Objective:
Write out every line of the material below word for word, leaving out the pictures.

Layout coordinate data:
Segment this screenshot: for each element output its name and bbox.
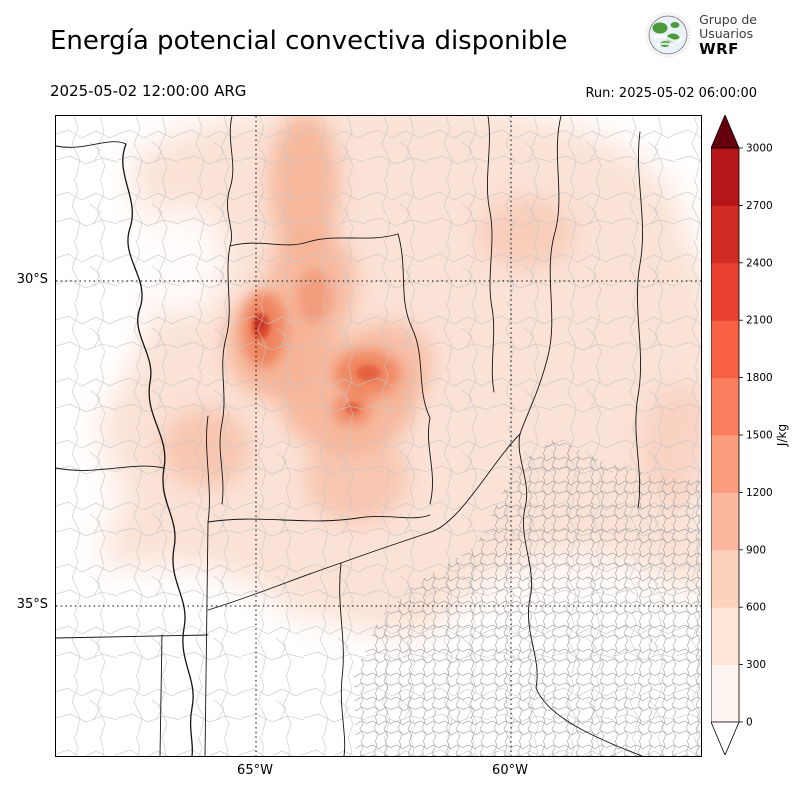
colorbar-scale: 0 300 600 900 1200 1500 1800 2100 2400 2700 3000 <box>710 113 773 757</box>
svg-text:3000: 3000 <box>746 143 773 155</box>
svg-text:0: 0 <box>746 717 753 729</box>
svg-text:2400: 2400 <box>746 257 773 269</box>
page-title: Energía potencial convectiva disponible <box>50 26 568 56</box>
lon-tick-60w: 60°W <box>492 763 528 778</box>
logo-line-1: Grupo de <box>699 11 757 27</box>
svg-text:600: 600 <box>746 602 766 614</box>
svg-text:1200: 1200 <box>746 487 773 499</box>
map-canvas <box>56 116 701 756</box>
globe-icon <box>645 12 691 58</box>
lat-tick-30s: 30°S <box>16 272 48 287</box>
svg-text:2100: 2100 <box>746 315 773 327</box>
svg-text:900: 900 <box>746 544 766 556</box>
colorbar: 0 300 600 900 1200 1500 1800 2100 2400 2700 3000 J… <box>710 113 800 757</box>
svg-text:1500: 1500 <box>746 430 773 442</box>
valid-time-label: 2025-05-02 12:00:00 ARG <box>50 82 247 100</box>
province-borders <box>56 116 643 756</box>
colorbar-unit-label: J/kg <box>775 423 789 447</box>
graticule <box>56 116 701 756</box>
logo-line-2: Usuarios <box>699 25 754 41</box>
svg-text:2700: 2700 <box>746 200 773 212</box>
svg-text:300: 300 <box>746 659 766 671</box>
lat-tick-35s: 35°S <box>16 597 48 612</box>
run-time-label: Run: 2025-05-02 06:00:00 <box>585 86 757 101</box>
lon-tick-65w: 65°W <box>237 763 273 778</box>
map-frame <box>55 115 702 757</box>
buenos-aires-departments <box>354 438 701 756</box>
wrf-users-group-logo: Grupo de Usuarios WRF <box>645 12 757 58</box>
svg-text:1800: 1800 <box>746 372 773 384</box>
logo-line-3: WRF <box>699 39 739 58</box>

Result below:
Segment this screenshot: for each element output its name and bbox.
colorbar-scale: 0 300 600 900 1200 1500 1800 2100 2400 2700 3000 <box>710 113 773 757</box>
svg-text:3000: 3000 <box>746 143 773 155</box>
svg-text:0: 0 <box>746 717 753 729</box>
svg-text:2400: 2400 <box>746 257 773 269</box>
page-title: Energía potencial convectiva disponible <box>50 26 568 56</box>
lon-tick-60w: 60°W <box>492 763 528 778</box>
logo-line-1: Grupo de <box>699 11 757 27</box>
svg-text:600: 600 <box>746 602 766 614</box>
svg-text:1200: 1200 <box>746 487 773 499</box>
map-canvas <box>56 116 701 756</box>
globe-icon <box>645 12 691 58</box>
lat-tick-30s: 30°S <box>16 272 48 287</box>
svg-text:2100: 2100 <box>746 315 773 327</box>
svg-text:900: 900 <box>746 544 766 556</box>
colorbar: 0 300 600 900 1200 1500 1800 2100 2400 2700 3000 J… <box>710 113 800 757</box>
svg-text:1500: 1500 <box>746 430 773 442</box>
valid-time-label: 2025-05-02 12:00:00 ARG <box>50 82 247 100</box>
province-borders <box>56 116 643 756</box>
colorbar-unit-label: J/kg <box>775 423 789 447</box>
graticule <box>56 116 701 756</box>
logo-line-2: Usuarios <box>699 25 754 41</box>
svg-text:2700: 2700 <box>746 200 773 212</box>
svg-text:300: 300 <box>746 659 766 671</box>
lat-tick-35s: 35°S <box>16 597 48 612</box>
run-time-label: Run: 2025-05-02 06:00:00 <box>585 86 757 101</box>
lon-tick-65w: 65°W <box>237 763 273 778</box>
map-frame <box>55 115 702 757</box>
buenos-aires-departments <box>354 438 701 756</box>
wrf-users-group-logo: Grupo de Usuarios WRF <box>645 12 757 58</box>
svg-text:1800: 1800 <box>746 372 773 384</box>
logo-line-3: WRF <box>699 39 739 58</box>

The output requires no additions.